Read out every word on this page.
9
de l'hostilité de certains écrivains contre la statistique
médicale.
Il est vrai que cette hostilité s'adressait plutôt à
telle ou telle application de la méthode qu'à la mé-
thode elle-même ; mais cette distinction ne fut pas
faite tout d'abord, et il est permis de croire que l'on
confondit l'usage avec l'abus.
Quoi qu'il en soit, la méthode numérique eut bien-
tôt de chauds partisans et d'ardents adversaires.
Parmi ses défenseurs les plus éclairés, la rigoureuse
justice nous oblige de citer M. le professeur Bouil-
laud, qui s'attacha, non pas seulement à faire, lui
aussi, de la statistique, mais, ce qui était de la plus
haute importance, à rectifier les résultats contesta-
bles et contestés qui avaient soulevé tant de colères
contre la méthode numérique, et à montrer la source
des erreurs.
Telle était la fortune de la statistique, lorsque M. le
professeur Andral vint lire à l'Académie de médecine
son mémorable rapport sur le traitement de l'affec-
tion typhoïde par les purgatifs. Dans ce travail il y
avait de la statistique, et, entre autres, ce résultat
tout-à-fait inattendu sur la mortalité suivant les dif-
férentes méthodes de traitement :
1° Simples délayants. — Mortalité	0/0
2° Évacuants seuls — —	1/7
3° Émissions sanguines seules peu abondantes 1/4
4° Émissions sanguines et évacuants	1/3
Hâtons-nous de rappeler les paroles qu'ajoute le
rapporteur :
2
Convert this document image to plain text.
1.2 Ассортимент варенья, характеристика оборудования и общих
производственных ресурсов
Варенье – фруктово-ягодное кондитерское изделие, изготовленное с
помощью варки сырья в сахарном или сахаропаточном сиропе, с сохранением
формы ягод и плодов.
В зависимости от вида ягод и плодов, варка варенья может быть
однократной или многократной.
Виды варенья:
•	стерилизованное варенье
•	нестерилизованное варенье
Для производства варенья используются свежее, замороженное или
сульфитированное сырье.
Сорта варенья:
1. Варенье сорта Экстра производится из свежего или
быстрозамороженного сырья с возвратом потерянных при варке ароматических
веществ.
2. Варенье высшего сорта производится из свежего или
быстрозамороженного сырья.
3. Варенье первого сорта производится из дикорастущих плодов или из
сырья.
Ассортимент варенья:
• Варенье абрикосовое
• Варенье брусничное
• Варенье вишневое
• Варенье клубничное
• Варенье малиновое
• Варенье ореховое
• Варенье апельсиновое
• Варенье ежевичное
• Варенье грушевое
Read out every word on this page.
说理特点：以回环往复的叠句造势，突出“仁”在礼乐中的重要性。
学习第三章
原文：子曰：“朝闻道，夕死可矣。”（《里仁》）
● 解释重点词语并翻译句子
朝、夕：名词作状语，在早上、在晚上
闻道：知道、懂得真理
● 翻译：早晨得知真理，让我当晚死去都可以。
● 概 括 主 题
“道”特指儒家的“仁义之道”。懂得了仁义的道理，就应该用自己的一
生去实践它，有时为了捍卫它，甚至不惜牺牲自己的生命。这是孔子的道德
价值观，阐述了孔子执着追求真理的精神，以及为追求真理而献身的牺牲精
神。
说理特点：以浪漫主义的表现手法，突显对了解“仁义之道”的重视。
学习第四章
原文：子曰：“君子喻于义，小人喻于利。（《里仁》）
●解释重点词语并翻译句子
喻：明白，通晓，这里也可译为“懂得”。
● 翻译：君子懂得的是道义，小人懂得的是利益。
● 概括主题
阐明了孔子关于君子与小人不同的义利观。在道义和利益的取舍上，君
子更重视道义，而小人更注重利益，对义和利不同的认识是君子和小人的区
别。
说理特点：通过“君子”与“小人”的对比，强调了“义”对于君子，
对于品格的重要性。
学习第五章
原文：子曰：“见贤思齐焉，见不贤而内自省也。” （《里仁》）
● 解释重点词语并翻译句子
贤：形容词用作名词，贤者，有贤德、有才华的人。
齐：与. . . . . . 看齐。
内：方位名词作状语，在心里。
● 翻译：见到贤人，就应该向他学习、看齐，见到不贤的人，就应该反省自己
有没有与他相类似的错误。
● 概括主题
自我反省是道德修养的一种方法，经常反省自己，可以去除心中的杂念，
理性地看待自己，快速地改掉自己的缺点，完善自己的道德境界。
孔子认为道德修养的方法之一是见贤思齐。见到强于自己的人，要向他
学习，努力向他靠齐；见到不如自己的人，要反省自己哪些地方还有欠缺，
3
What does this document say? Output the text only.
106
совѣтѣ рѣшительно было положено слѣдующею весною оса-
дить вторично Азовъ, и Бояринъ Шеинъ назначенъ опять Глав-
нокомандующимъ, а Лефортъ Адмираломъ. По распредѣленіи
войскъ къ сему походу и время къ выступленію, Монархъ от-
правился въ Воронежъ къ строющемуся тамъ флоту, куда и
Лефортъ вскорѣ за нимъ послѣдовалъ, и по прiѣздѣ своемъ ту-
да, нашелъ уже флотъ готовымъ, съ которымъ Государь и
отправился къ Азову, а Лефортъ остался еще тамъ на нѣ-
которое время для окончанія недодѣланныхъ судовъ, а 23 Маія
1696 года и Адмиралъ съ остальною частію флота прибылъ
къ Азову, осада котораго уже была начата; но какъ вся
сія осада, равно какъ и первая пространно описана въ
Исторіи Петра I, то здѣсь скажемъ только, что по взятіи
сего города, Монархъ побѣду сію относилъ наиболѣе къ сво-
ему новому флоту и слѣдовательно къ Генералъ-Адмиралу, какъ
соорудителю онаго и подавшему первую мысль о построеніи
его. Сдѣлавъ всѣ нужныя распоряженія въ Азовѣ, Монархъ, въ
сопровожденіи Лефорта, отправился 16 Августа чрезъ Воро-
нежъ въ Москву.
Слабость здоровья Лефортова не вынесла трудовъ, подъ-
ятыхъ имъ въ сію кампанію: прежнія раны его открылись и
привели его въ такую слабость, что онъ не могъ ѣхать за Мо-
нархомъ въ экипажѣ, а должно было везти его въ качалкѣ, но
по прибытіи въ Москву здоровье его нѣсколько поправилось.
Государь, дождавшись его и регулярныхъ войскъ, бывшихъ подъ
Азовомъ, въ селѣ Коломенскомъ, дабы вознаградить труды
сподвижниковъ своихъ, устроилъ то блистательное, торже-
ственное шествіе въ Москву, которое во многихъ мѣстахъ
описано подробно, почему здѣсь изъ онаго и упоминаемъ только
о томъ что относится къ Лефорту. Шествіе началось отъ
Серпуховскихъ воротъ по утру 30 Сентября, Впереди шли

+++++

■ What the exercise asks: Pick each line holding the word "Ассортимент" out of the listing.

■ Exercise output:
1.2 Ассортимент варенья, характеристика оборудования и общих
Ассортимент варенья:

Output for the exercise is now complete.